======== EXTRACTED RECORDS
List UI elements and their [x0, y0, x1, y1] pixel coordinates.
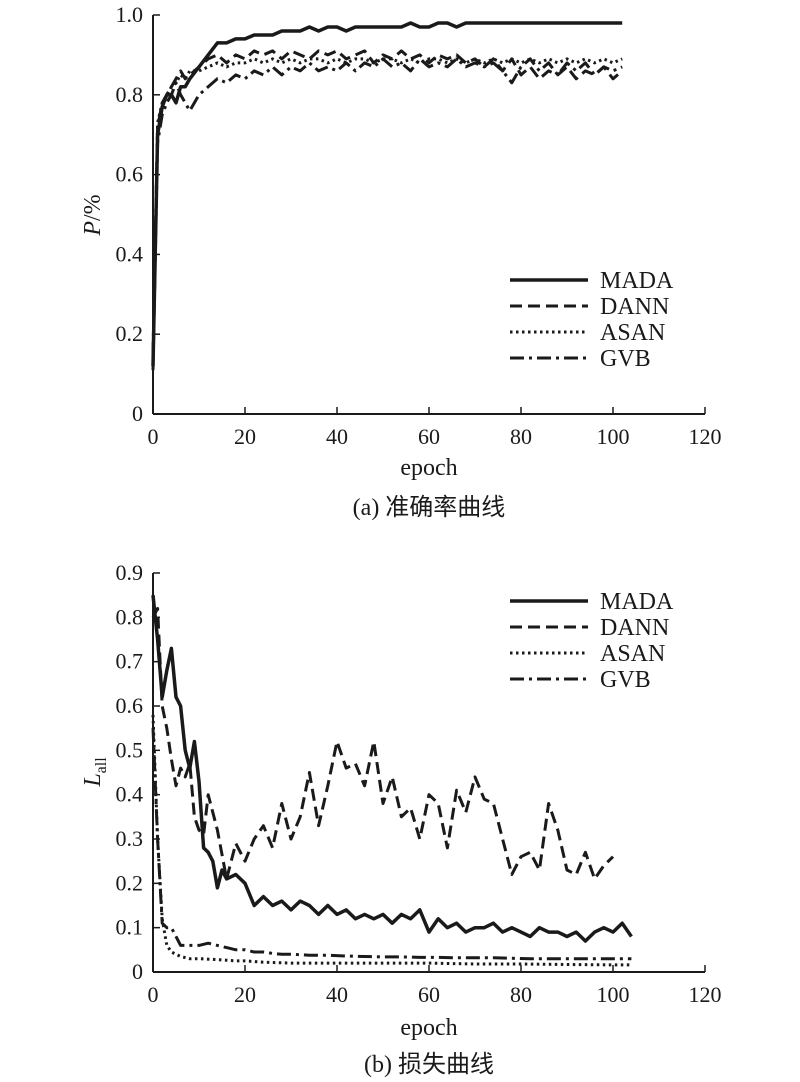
loss-series-group: [151, 595, 633, 967]
a-x-tick-label: 0: [148, 424, 159, 449]
b-x-tick-label: 40: [326, 982, 348, 1007]
a-y-tick-label: 1.0: [116, 2, 144, 27]
a-series-asan: [151, 57, 623, 363]
accuracy-chart: 0 20 40 60 80 100 120 0 0.2 0.4 0.6 0.8 1.0 epoch P…: [80, 2, 722, 521]
a-series-mada: [151, 21, 623, 367]
accuracy-series-group: [151, 21, 624, 371]
b-y-tick-label: 0.8: [116, 604, 144, 629]
a-legend-label-dann: DANN: [600, 294, 669, 320]
b-y-tick-label: 0.3: [116, 826, 144, 851]
accuracy-x-label: epoch: [400, 455, 457, 481]
a-x-tick-label: 100: [597, 424, 630, 449]
a-legend-label-asan: ASAN: [600, 320, 665, 346]
a-x-tick-label: 20: [234, 424, 256, 449]
accuracy-y-label-main: P: [80, 221, 106, 237]
accuracy-caption: (a) 准确率曲线: [353, 494, 506, 521]
loss-y-label-main: L: [80, 773, 106, 787]
b-legend-label-mada: MADA: [600, 589, 674, 615]
a-y-tick-label: 0: [132, 401, 143, 426]
accuracy-y-label: P/%: [80, 194, 106, 236]
loss-y-ticks: 0 0.1 0.2 0.3 0.4 0.5 0.6 0.7 0.8 0.9: [116, 560, 160, 984]
a-legend-label-gvb: GVB: [600, 346, 651, 372]
b-y-tick-label: 0.2: [116, 870, 144, 895]
accuracy-y-label-suffix: /%: [80, 194, 106, 221]
b-series-gvb: [151, 728, 632, 961]
b-x-tick-label: 20: [234, 982, 256, 1007]
b-y-tick-label: 0.1: [116, 915, 144, 940]
a-y-tick-label: 0.8: [116, 82, 144, 107]
a-x-tick-label: 120: [689, 424, 722, 449]
a-series-gvb: [151, 57, 623, 371]
b-y-tick-label: 0: [132, 959, 143, 984]
a-y-tick-label: 0.2: [116, 321, 144, 346]
b-legend-label-gvb: GVB: [600, 667, 651, 693]
b-x-tick-label: 60: [418, 982, 440, 1007]
a-x-tick-label: 60: [418, 424, 440, 449]
accuracy-x-ticks: 0 20 40 60 80 100 120: [148, 407, 722, 449]
b-x-tick-label: 0: [148, 982, 159, 1007]
b-y-tick-label: 0.5: [116, 737, 144, 762]
b-y-tick-label: 0.9: [116, 560, 144, 585]
a-legend-label-mada: MADA: [600, 268, 674, 294]
loss-chart: 0 20 40 60 80 100 120 0 0.1 0.2 0.3 0.4 0.5 0.6 0.7 0.…: [80, 560, 722, 1078]
b-series-dann: [151, 607, 615, 881]
b-series-asan: [151, 714, 632, 967]
b-legend-label-dann: DANN: [600, 615, 669, 641]
b-x-tick-label: 80: [510, 982, 532, 1007]
a-x-tick-label: 80: [510, 424, 532, 449]
a-series-dann: [151, 49, 624, 355]
a-y-tick-label: 0.6: [116, 162, 144, 187]
a-x-tick-label: 40: [326, 424, 348, 449]
loss-y-label-sub: all: [93, 757, 110, 774]
accuracy-y-ticks: 0 0.2 0.4 0.6 0.8 1.0: [116, 2, 160, 426]
b-x-tick-label: 100: [597, 982, 630, 1007]
loss-caption: (b) 损失曲线: [364, 1051, 494, 1078]
b-series-mada: [151, 595, 633, 943]
b-y-tick-label: 0.7: [116, 649, 144, 674]
loss-x-label: epoch: [400, 1015, 457, 1041]
b-y-tick-label: 0.6: [116, 693, 144, 718]
a-y-tick-label: 0.4: [116, 241, 144, 266]
b-legend-label-asan: ASAN: [600, 641, 665, 667]
loss-y-label: Lall: [80, 757, 110, 788]
b-x-tick-label: 120: [689, 982, 722, 1007]
loss-x-ticks: 0 20 40 60 80 100 120: [148, 965, 722, 1007]
b-y-tick-label: 0.4: [116, 782, 144, 807]
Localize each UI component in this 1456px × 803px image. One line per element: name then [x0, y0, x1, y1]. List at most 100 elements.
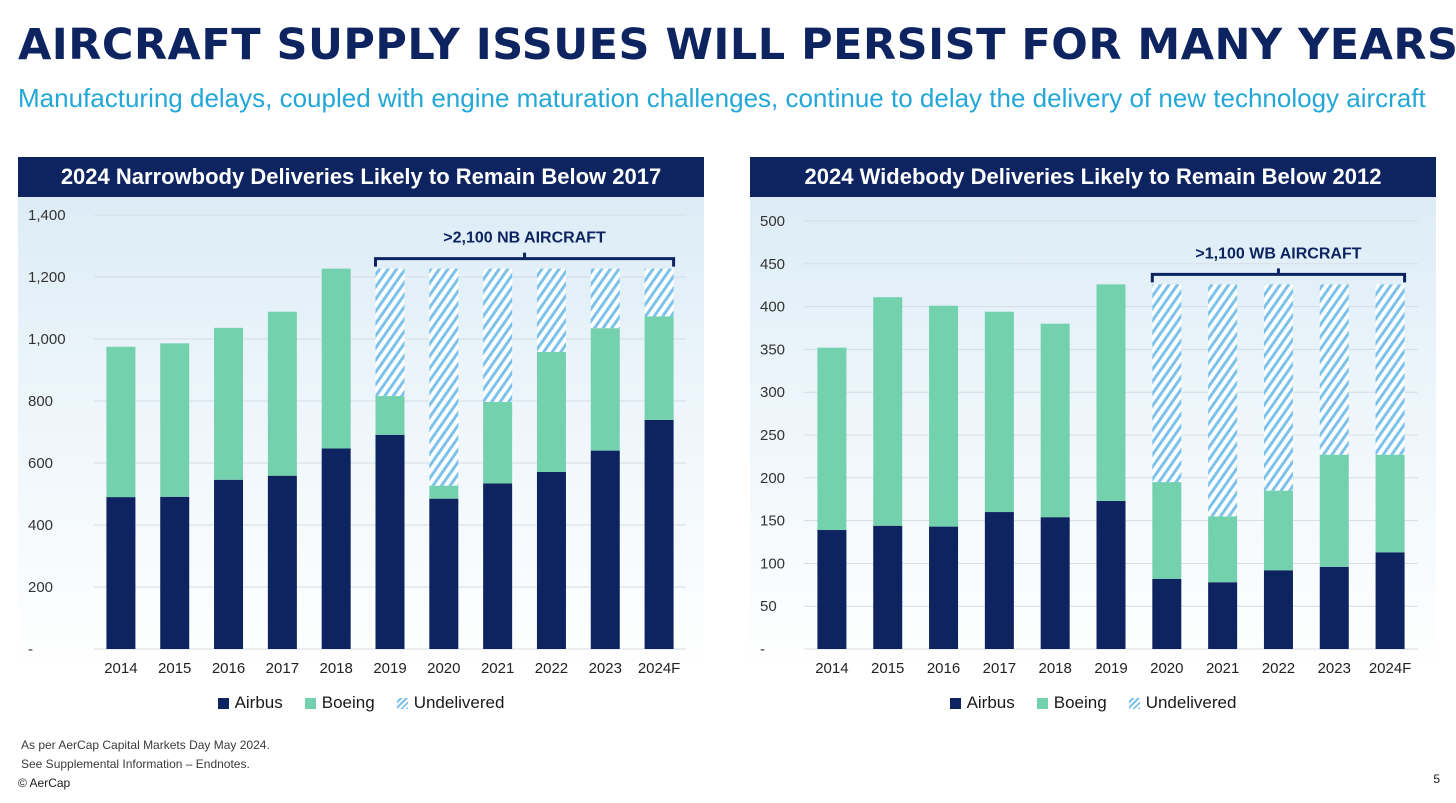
================
Please write out the lines starting with the line that contains "loss-series-group: [151, 595, 633, 967]" and going on through the line that contains "loss-y-label-sub: all: [93, 757, 110, 774]", keeping both of those lines.

CORRECT OUTPUT
loss-series-group: [151, 595, 633, 967]
a-x-tick-label: 0: [148, 424, 159, 449]
b-x-tick-label: 40: [326, 982, 348, 1007]
a-y-tick-label: 1.0: [116, 2, 144, 27]
a-series-asan: [151, 57, 623, 363]
accuracy-chart: 0 20 40 60 80 100 120 0 0.2 0.4 0.6 0.8 1.0 epoch P…: [80, 2, 722, 521]
a-series-mada: [151, 21, 623, 367]
accuracy-series-group: [151, 21, 624, 371]
b-y-tick-label: 0.8: [116, 604, 144, 629]
a-legend-label-dann: DANN: [600, 294, 669, 320]
b-y-tick-label: 0.3: [116, 826, 144, 851]
accuracy-x-label: epoch: [400, 455, 457, 481]
a-x-tick-label: 100: [597, 424, 630, 449]
a-legend-label-asan: ASAN: [600, 320, 665, 346]
a-x-tick-label: 20: [234, 424, 256, 449]
accuracy-y-label-main: P: [80, 221, 106, 237]
accuracy-caption: (a) 准确率曲线: [353, 494, 506, 521]
loss-y-label-main: L: [80, 773, 106, 787]
b-legend-label-mada: MADA: [600, 589, 674, 615]
a-y-tick-label: 0: [132, 401, 143, 426]
accuracy-y-label: P/%: [80, 194, 106, 236]
loss-y-ticks: 0 0.1 0.2 0.3 0.4 0.5 0.6 0.7 0.8 0.9: [116, 560, 160, 984]
a-legend-label-gvb: GVB: [600, 346, 651, 372]
b-y-tick-label: 0.2: [116, 870, 144, 895]
accuracy-y-label-suffix: /%: [80, 194, 106, 221]
b-series-gvb: [151, 728, 632, 961]
b-x-tick-label: 20: [234, 982, 256, 1007]
b-y-tick-label: 0.1: [116, 915, 144, 940]
a-y-tick-label: 0.8: [116, 82, 144, 107]
a-x-tick-label: 120: [689, 424, 722, 449]
a-series-gvb: [151, 57, 623, 371]
b-y-tick-label: 0: [132, 959, 143, 984]
a-y-tick-label: 0.2: [116, 321, 144, 346]
b-legend-label-gvb: GVB: [600, 667, 651, 693]
b-x-tick-label: 60: [418, 982, 440, 1007]
a-x-tick-label: 60: [418, 424, 440, 449]
accuracy-x-ticks: 0 20 40 60 80 100 120: [148, 407, 722, 449]
b-x-tick-label: 0: [148, 982, 159, 1007]
b-y-tick-label: 0.5: [116, 737, 144, 762]
b-y-tick-label: 0.9: [116, 560, 144, 585]
a-legend-label-mada: MADA: [600, 268, 674, 294]
loss-chart: 0 20 40 60 80 100 120 0 0.1 0.2 0.3 0.4 0.5 0.6 0.7 0.…: [80, 560, 722, 1078]
b-series-dann: [151, 607, 615, 881]
b-series-asan: [151, 714, 632, 967]
b-legend-label-dann: DANN: [600, 615, 669, 641]
b-x-tick-label: 80: [510, 982, 532, 1007]
a-x-tick-label: 80: [510, 424, 532, 449]
a-series-dann: [151, 49, 624, 355]
a-y-tick-label: 0.6: [116, 162, 144, 187]
a-x-tick-label: 40: [326, 424, 348, 449]
loss-y-label-sub: all: [93, 757, 110, 774]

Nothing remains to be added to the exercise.